* _REQUIREMENT_
Output each entry below as it stands, leaving out every picture.

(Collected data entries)

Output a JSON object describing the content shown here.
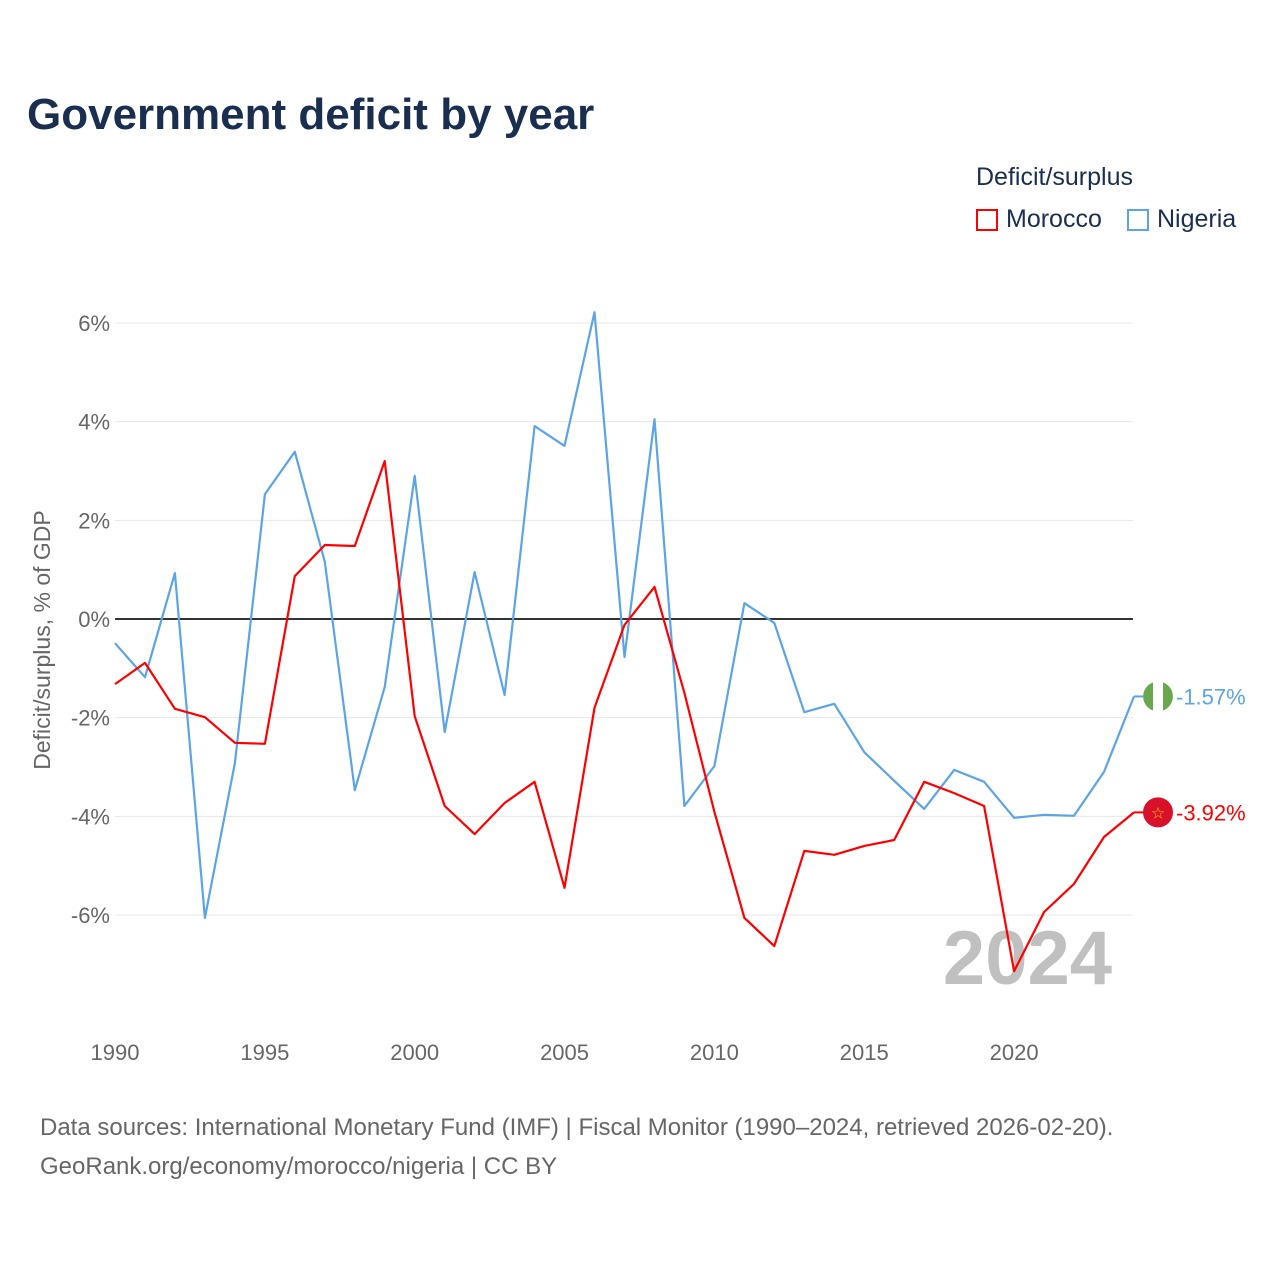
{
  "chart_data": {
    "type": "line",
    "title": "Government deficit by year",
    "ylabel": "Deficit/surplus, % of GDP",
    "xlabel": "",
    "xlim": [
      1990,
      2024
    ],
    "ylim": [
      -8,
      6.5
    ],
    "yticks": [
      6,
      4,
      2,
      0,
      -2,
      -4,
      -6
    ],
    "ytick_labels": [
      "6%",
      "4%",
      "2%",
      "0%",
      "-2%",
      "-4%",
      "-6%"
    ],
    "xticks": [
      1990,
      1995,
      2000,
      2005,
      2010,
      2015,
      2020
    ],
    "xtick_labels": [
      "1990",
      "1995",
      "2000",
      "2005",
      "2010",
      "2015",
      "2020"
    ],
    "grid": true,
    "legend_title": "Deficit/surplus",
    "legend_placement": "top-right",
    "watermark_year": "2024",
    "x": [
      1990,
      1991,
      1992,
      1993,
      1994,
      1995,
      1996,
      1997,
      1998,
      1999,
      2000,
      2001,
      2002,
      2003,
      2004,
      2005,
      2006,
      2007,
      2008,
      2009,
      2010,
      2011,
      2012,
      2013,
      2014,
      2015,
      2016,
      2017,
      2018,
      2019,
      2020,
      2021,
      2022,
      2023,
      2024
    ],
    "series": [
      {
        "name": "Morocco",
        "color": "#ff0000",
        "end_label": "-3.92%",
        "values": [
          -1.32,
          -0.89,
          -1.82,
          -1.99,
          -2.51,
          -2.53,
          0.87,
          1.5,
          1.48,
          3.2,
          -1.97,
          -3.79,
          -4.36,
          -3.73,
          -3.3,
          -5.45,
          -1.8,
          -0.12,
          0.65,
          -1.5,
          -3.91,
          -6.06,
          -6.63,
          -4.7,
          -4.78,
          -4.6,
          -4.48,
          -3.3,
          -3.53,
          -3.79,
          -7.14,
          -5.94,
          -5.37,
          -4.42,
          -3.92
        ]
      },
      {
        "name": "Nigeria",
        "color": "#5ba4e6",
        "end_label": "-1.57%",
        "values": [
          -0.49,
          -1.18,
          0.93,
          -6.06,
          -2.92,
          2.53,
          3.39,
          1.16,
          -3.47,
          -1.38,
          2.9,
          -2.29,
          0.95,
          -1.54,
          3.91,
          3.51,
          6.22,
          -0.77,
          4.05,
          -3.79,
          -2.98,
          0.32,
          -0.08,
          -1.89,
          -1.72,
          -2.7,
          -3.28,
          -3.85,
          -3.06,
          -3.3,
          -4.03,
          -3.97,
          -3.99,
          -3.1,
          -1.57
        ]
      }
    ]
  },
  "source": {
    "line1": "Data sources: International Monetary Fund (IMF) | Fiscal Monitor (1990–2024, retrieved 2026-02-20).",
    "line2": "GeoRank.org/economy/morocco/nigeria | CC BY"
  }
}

* _SOLVED EXERCISE_
Output a JSON object describing the content shown here.
{
  "chart_data": {
    "type": "line",
    "title": "Government deficit by year",
    "ylabel": "Deficit/surplus, % of GDP",
    "xlabel": "",
    "xlim": [
      1990,
      2024
    ],
    "ylim": [
      -8,
      6.5
    ],
    "yticks": [
      6,
      4,
      2,
      0,
      -2,
      -4,
      -6
    ],
    "ytick_labels": [
      "6%",
      "4%",
      "2%",
      "0%",
      "-2%",
      "-4%",
      "-6%"
    ],
    "xticks": [
      1990,
      1995,
      2000,
      2005,
      2010,
      2015,
      2020
    ],
    "xtick_labels": [
      "1990",
      "1995",
      "2000",
      "2005",
      "2010",
      "2015",
      "2020"
    ],
    "grid": true,
    "legend_title": "Deficit/surplus",
    "legend_placement": "top-right",
    "watermark_year": "2024",
    "x": [
      1990,
      1991,
      1992,
      1993,
      1994,
      1995,
      1996,
      1997,
      1998,
      1999,
      2000,
      2001,
      2002,
      2003,
      2004,
      2005,
      2006,
      2007,
      2008,
      2009,
      2010,
      2011,
      2012,
      2013,
      2014,
      2015,
      2016,
      2017,
      2018,
      2019,
      2020,
      2021,
      2022,
      2023,
      2024
    ],
    "series": [
      {
        "name": "Morocco",
        "color": "#ff0000",
        "end_label": "-3.92%",
        "values": [
          -1.32,
          -0.89,
          -1.82,
          -1.99,
          -2.51,
          -2.53,
          0.87,
          1.5,
          1.48,
          3.2,
          -1.97,
          -3.79,
          -4.36,
          -3.73,
          -3.3,
          -5.45,
          -1.8,
          -0.12,
          0.65,
          -1.5,
          -3.91,
          -6.06,
          -6.63,
          -4.7,
          -4.78,
          -4.6,
          -4.48,
          -3.3,
          -3.53,
          -3.79,
          -7.14,
          -5.94,
          -5.37,
          -4.42,
          -3.92
        ]
      },
      {
        "name": "Nigeria",
        "color": "#5ba4e6",
        "end_label": "-1.57%",
        "values": [
          -0.49,
          -1.18,
          0.93,
          -6.06,
          -2.92,
          2.53,
          3.39,
          1.16,
          -3.47,
          -1.38,
          2.9,
          -2.29,
          0.95,
          -1.54,
          3.91,
          3.51,
          6.22,
          -0.77,
          4.05,
          -3.79,
          -2.98,
          0.32,
          -0.08,
          -1.89,
          -1.72,
          -2.7,
          -3.28,
          -3.85,
          -3.06,
          -3.3,
          -4.03,
          -3.97,
          -3.99,
          -3.1,
          -1.57
        ]
      }
    ]
  },
  "source": {
    "line1": "Data sources: International Monetary Fund (IMF) | Fiscal Monitor (1990–2024, retrieved 2026-02-20).",
    "line2": "GeoRank.org/economy/morocco/nigeria | CC BY"
  }
}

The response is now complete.